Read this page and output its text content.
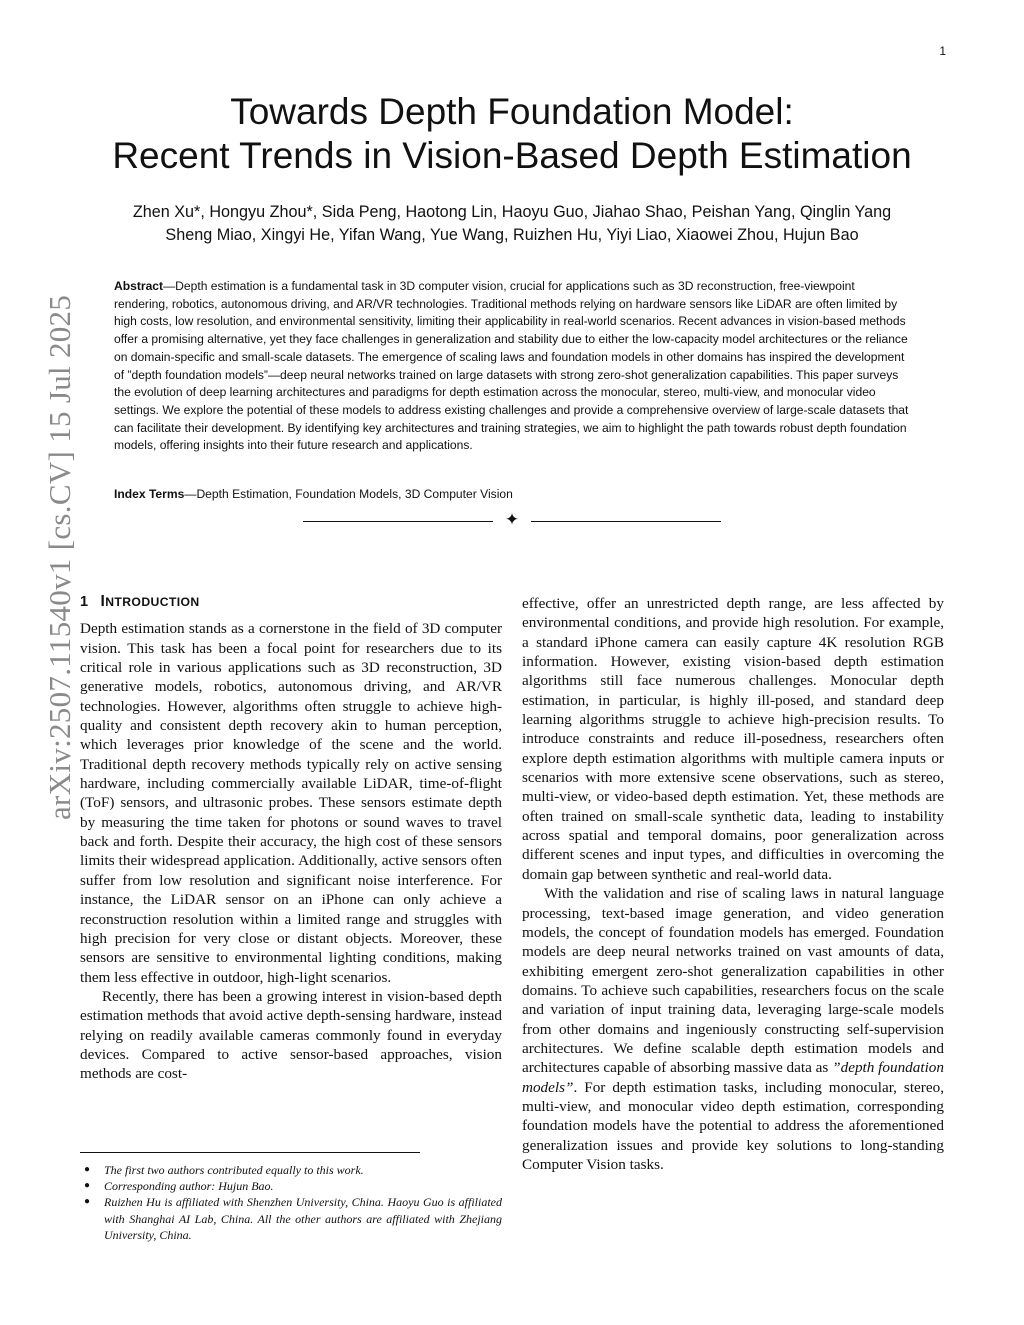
1
arXiv:2507.11540v1 [cs.CV] 15 Jul 2025
Towards Depth Foundation Model:
Recent Trends in Vision-Based Depth Estimation
Zhen Xu*, Hongyu Zhou*, Sida Peng, Haotong Lin, Haoyu Guo, Jiahao Shao, Peishan Yang, Qinglin Yang
Sheng Miao, Xingyi He, Yifan Wang, Yue Wang, Ruizhen Hu, Yiyi Liao, Xiaowei Zhou, Hujun Bao
Abstract—Depth estimation is a fundamental task in 3D computer vision, crucial for applications such as 3D reconstruction, free-viewpoint rendering, robotics, autonomous driving, and AR/VR technologies. Traditional methods relying on hardware sensors like LiDAR are often limited by high costs, low resolution, and environmental sensitivity, limiting their applicability in real-world scenarios. Recent advances in vision-based methods offer a promising alternative, yet they face challenges in generalization and stability due to either the low-capacity model architectures or the reliance on domain-specific and small-scale datasets. The emergence of scaling laws and foundation models in other domains has inspired the development of ”depth foundation models”—deep neural networks trained on large datasets with strong zero-shot generalization capabilities. This paper surveys the evolution of deep learning architectures and paradigms for depth estimation across the monocular, stereo, multi-view, and monocular video settings. We explore the potential of these models to address existing challenges and provide a comprehensive overview of large-scale datasets that can facilitate their development. By identifying key architectures and training strategies, we aim to highlight the path towards robust depth foundation models, offering insights into their future research and applications.
Index Terms—Depth Estimation, Foundation Models, 3D Computer Vision
✦
1 INTRODUCTION

Depth estimation stands as a cornerstone in the field of 3D computer vision. This task has been a focal point for researchers due to its critical role in various applications such as 3D reconstruction, 3D generative models, robotics, autonomous driving, and AR/VR technologies. However, algorithms often struggle to achieve high-quality and consistent depth recovery akin to human perception, which leverages prior knowledge of the scene and the world. Traditional depth recovery methods typically rely on active sensing hardware, including commercially available LiDAR, time-of-flight (ToF) sensors, and ultrasonic probes. These sensors estimate depth by measuring the time taken for photons or sound waves to travel back and forth. Despite their accuracy, the high cost of these sensors limits their widespread application. Additionally, active sensors often suffer from low resolution and significant noise interference. For instance, the LiDAR sensor on an iPhone can only achieve a reconstruction resolution within a limited range and struggles with high precision for very close or distant objects. Moreover, these sensors are sensitive to environmental lighting conditions, making them less effective in outdoor, high-light scenarios.

Recently, there has been a growing interest in vision-based depth estimation methods that avoid active depth-sensing hardware, instead relying on readily available cameras commonly found in everyday devices. Compared to active sensor-based approaches, vision methods are cost-

effective, offer an unrestricted depth range, are less affected by environmental conditions, and provide high resolution. For example, a standard iPhone camera can easily capture 4K resolution RGB information. However, existing vision-based depth estimation algorithms still face numerous challenges. Monocular depth estimation, in particular, is highly ill-posed, and standard deep learning algorithms struggle to achieve high-precision results. To introduce constraints and reduce ill-posedness, researchers often explore depth estimation algorithms with multiple camera inputs or scenarios with more extensive scene observations, such as stereo, multi-view, or video-based depth estimation. Yet, these methods are often trained on small-scale synthetic data, leading to instability across spatial and temporal domains, poor generalization across different scenes and input types, and difficulties in overcoming the domain gap between synthetic and real-world data.

With the validation and rise of scaling laws in natural language processing, text-based image generation, and video generation models, the concept of foundation models has emerged. Foundation models are deep neural networks trained on vast amounts of data, exhibiting emergent zero-shot generalization capabilities in other domains. To achieve such capabilities, researchers focus on the scale and variation of input training data, leveraging large-scale models from other domains and ingeniously constructing self-supervision architectures. We define scalable depth estimation models and architectures capable of absorbing massive data as ”depth foundation models”. For depth estimation tasks, including monocular, stereo, multi-view, and monocular video depth estimation, corresponding foundation models have the potential to address the aforementioned generalization issues and provide key solutions to long-standing Computer Vision tasks.

● The first two authors contributed equally to this work.
● Corresponding author: Hujun Bao.
● Ruizhen Hu is affiliated with Shenzhen University, China. Haoyu Guo is affiliated with Shanghai AI Lab, China. All the other authors are affiliated with Zhejiang University, China.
..........
THE EXERCISE: Work through the records line by line and tally those holding "authors". Reply with the number alone.

RESULT OF THE TASK: 2